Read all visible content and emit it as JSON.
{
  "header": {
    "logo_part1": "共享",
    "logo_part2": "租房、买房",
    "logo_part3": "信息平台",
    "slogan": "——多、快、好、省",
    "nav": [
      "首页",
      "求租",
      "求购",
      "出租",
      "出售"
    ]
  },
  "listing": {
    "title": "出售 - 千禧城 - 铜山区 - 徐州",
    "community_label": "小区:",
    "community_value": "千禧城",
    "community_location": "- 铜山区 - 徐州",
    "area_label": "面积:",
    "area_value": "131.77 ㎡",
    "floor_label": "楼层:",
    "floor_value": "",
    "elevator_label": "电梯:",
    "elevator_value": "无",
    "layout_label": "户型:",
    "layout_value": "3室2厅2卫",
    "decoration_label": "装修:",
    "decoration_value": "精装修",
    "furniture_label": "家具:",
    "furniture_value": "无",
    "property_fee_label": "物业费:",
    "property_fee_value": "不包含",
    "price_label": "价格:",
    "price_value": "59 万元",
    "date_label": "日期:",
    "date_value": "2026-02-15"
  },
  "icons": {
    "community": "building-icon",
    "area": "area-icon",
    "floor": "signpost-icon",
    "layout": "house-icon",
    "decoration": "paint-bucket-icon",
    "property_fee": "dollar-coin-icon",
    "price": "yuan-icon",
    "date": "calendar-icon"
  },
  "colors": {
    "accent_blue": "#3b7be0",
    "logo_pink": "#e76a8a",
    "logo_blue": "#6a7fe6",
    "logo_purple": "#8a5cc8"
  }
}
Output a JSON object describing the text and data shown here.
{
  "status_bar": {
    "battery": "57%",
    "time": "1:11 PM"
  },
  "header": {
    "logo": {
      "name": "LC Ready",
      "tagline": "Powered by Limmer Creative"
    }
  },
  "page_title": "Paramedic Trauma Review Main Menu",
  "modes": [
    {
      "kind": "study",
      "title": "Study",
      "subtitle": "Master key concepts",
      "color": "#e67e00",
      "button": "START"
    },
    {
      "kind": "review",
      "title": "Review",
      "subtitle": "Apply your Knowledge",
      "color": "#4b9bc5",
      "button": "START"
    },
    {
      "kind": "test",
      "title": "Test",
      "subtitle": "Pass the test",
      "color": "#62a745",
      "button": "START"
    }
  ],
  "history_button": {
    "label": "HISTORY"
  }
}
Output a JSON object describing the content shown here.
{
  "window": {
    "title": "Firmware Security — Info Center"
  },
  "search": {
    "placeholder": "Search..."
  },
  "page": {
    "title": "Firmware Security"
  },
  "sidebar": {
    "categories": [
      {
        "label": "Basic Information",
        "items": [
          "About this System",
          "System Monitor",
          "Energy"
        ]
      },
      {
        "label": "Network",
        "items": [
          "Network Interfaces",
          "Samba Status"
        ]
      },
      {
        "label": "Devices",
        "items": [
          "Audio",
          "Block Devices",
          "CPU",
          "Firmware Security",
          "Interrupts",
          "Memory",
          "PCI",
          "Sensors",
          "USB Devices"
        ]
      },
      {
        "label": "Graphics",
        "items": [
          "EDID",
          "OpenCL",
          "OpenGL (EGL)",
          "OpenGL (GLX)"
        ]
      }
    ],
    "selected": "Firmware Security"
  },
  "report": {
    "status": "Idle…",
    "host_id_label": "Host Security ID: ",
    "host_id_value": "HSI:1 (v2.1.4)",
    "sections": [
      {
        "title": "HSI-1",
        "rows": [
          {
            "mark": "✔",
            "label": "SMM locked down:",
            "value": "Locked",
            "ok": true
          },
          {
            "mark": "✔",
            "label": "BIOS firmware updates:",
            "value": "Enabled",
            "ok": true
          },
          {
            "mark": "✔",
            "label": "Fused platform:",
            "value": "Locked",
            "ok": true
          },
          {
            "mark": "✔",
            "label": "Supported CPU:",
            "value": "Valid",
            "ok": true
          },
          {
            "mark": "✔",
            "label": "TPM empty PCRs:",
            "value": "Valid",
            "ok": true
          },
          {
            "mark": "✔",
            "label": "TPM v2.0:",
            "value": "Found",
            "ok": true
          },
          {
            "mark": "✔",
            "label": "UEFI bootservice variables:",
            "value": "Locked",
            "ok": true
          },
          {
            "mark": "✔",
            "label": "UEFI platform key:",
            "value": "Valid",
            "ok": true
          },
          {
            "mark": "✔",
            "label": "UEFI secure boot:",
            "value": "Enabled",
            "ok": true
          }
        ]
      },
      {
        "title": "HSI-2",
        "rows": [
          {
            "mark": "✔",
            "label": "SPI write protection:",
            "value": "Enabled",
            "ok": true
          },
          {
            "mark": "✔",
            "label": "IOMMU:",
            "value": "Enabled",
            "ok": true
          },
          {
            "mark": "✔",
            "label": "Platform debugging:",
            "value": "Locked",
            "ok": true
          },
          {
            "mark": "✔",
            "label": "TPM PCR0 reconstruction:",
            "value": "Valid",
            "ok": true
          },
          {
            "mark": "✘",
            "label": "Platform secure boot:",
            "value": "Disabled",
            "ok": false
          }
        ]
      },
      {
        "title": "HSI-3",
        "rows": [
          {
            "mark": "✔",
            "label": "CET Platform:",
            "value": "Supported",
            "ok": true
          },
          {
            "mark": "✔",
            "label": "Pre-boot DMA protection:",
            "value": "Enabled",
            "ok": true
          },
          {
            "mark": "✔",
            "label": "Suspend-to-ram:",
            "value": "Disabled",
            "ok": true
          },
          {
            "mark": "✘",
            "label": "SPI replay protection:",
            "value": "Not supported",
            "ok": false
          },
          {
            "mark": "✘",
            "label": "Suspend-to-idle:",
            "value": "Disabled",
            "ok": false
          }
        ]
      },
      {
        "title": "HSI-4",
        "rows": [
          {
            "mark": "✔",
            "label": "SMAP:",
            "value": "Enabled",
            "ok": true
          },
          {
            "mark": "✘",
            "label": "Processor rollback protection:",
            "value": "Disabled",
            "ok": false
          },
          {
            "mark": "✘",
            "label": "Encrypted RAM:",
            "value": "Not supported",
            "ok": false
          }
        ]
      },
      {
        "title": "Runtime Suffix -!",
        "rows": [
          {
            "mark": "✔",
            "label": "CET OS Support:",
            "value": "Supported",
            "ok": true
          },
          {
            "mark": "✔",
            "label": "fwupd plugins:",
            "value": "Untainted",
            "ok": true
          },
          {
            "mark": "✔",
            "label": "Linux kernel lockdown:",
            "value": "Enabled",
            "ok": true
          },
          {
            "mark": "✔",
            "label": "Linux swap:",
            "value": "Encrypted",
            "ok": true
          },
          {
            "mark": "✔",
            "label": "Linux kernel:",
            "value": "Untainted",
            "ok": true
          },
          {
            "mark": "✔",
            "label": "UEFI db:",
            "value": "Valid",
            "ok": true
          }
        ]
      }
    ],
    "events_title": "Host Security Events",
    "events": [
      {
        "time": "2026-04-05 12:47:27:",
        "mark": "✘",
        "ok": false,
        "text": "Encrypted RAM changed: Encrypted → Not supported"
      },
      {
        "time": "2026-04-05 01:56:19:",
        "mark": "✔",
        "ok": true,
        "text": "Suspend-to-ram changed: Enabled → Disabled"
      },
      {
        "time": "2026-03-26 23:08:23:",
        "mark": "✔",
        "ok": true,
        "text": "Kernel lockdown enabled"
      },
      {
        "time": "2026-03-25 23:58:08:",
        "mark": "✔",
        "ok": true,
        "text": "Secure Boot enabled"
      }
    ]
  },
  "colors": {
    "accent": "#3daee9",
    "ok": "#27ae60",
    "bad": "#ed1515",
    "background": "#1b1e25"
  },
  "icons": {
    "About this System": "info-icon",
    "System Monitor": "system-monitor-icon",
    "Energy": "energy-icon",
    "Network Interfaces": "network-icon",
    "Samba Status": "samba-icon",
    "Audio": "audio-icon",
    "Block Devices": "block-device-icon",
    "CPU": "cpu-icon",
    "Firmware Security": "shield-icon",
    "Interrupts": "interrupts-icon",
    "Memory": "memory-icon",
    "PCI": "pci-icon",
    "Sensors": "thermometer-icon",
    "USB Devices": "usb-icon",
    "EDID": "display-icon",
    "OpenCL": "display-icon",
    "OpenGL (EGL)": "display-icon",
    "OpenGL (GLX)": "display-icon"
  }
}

********************

• **AIM**
State, as a bare number, how many lines of the listing hold the word "About".

• **ANSWER TO THE TASK**
2